╭─ Records provided
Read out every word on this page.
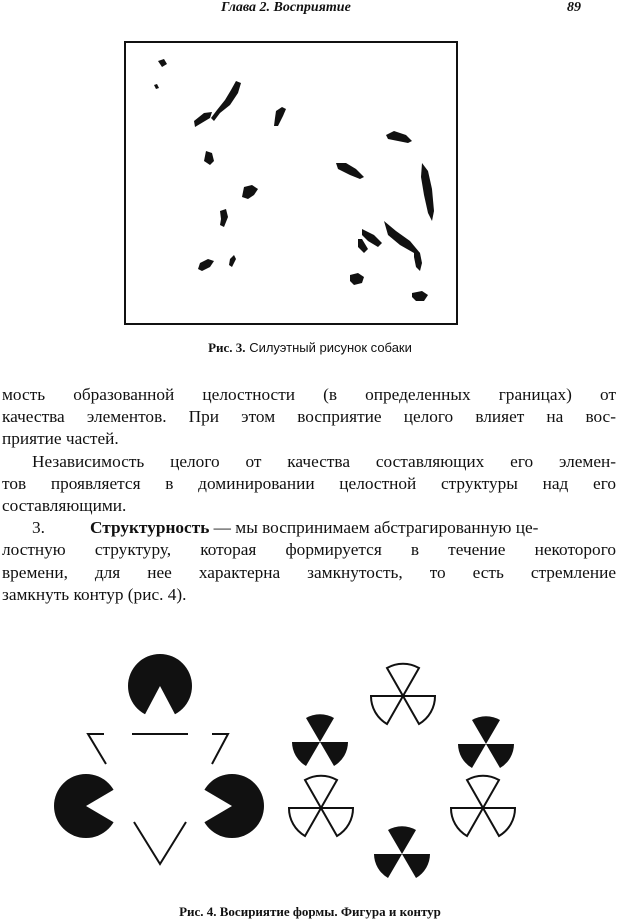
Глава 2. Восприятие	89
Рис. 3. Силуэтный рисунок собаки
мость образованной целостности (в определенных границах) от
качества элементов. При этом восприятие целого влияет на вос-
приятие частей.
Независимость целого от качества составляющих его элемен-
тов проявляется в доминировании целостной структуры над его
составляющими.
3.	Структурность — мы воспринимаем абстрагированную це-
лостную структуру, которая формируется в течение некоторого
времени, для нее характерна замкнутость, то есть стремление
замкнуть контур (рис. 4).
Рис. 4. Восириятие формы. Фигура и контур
╰─
╭─ Records provided
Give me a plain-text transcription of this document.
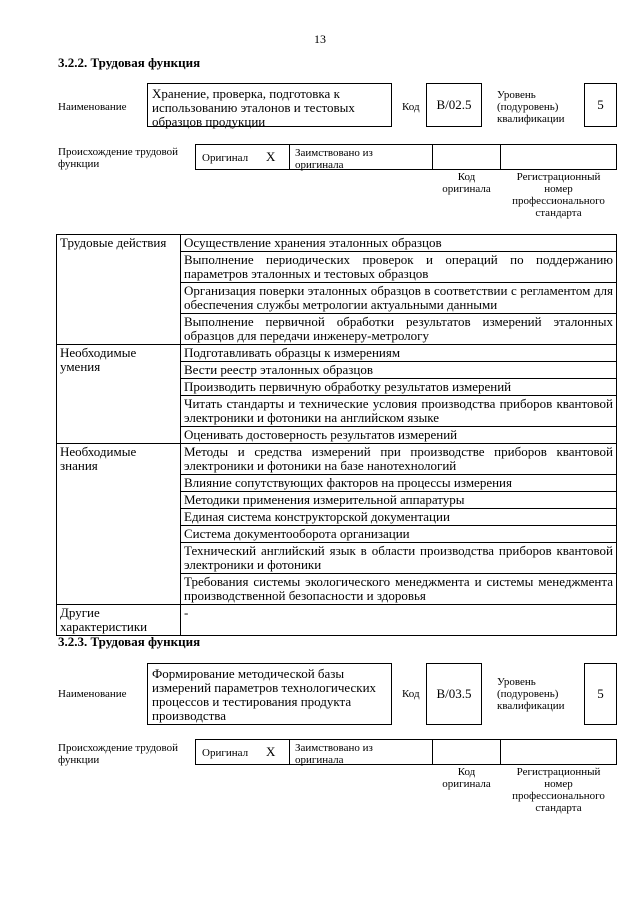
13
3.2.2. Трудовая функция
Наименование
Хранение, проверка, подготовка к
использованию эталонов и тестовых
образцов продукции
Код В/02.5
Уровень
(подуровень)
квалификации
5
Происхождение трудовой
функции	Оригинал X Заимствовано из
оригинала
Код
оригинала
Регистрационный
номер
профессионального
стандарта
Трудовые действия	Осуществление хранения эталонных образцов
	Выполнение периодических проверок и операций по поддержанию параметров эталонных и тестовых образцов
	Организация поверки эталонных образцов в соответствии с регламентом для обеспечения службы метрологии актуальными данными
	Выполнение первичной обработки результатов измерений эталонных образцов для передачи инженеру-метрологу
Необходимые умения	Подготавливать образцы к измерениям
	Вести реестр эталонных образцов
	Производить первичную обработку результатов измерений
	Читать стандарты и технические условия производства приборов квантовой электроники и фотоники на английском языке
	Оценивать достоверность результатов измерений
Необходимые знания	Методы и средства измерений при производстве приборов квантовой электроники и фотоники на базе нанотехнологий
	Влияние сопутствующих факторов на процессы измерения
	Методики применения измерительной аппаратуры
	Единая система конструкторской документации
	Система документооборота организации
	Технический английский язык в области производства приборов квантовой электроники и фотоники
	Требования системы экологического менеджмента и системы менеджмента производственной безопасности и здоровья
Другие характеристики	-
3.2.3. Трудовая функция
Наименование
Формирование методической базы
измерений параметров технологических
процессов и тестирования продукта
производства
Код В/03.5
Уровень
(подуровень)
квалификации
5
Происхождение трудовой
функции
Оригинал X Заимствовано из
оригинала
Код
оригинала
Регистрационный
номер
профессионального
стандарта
╰─
* To do: Find how many lines in the records contain the string "эталонных", then give the number alone.

* Answer to the problem: 5